* Exercise objective: With pictures removed, print the listing exactly.

* Recorded information:
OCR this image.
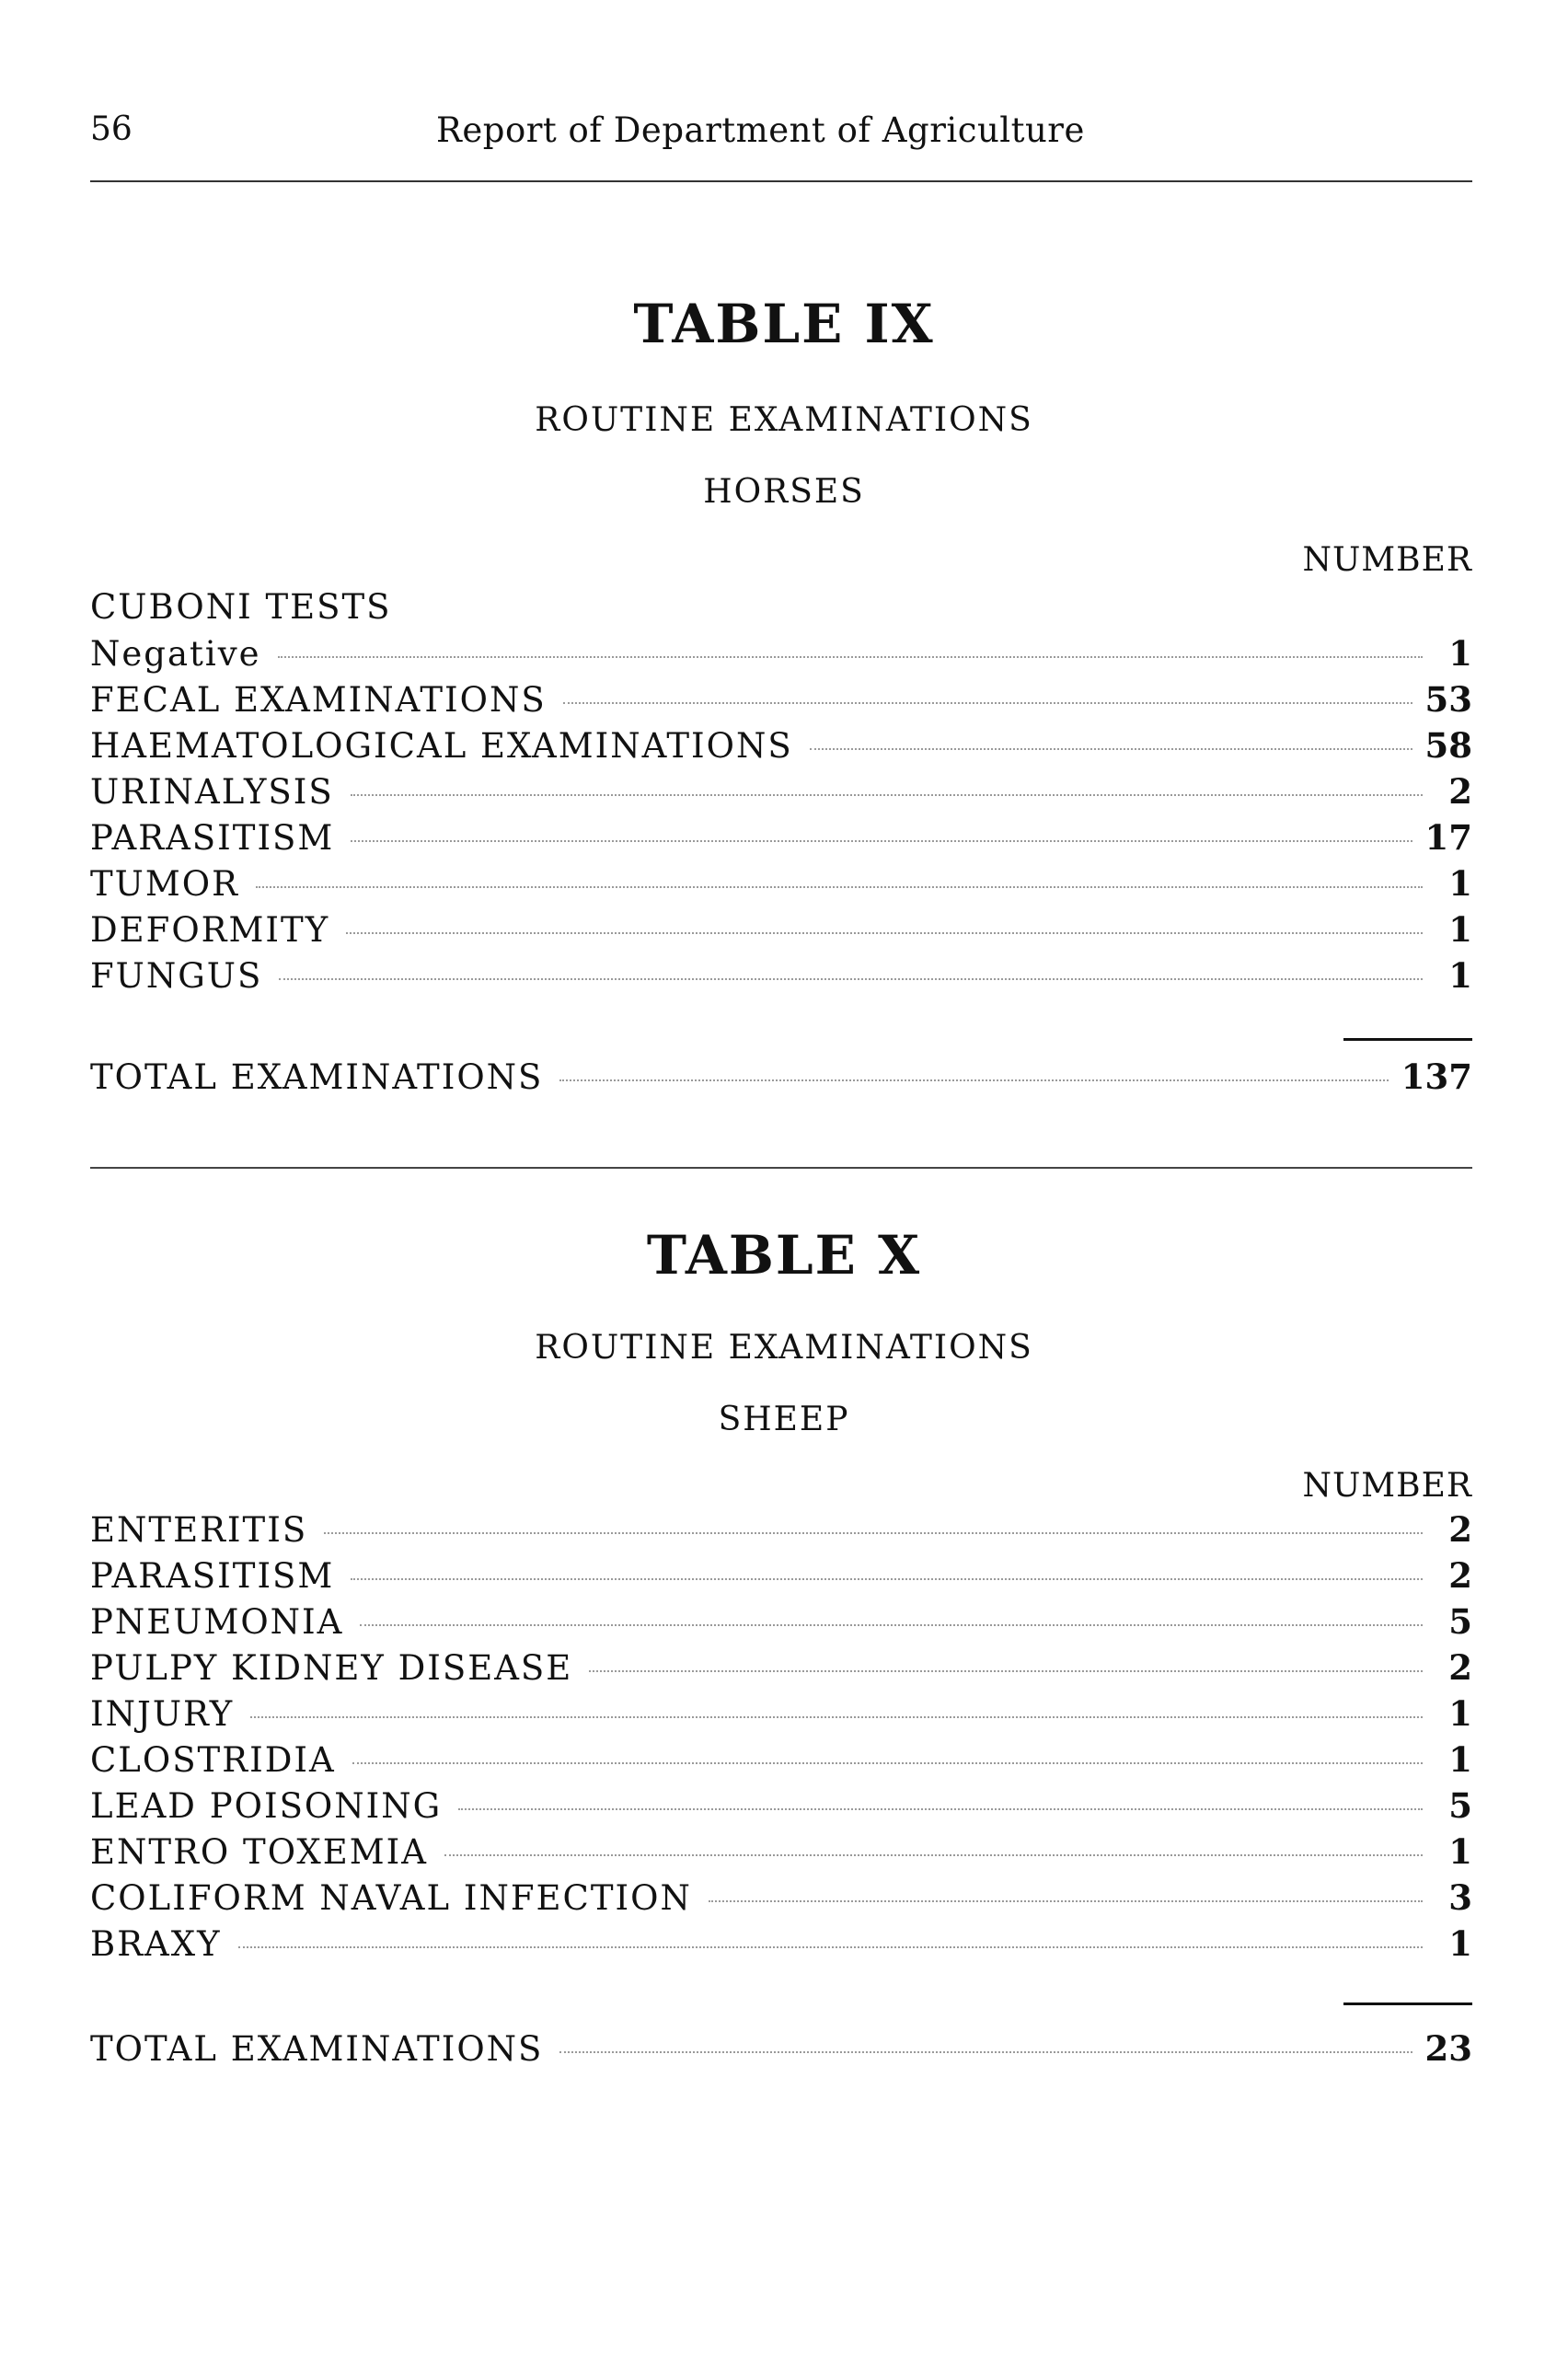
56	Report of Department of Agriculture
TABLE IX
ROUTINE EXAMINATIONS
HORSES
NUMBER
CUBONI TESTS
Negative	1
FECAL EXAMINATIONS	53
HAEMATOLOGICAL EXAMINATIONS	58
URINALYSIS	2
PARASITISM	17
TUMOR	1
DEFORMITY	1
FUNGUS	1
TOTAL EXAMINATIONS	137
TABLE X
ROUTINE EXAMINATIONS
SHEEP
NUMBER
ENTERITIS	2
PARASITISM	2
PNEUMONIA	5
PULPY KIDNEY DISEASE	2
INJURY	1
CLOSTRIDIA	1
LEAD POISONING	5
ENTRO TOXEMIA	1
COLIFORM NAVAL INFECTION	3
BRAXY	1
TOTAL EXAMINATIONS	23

* Worked solution:
OCR this image.
56	Report of Department of Agriculture
TABLE IX
ROUTINE EXAMINATIONS
HORSES
NUMBER
CUBONI TESTS
Negative	1
FECAL EXAMINATIONS	53
HAEMATOLOGICAL EXAMINATIONS	58
URINALYSIS	2
PARASITISM	17
TUMOR	1
DEFORMITY	1
FUNGUS	1
TOTAL EXAMINATIONS	137
TABLE X
ROUTINE EXAMINATIONS
SHEEP
NUMBER
ENTERITIS	2
PARASITISM	2
PNEUMONIA	5
PULPY KIDNEY DISEASE	2
INJURY	1
CLOSTRIDIA	1
LEAD POISONING	5
ENTRO TOXEMIA	1
COLIFORM NAVAL INFECTION	3
BRAXY	1
TOTAL EXAMINATIONS	23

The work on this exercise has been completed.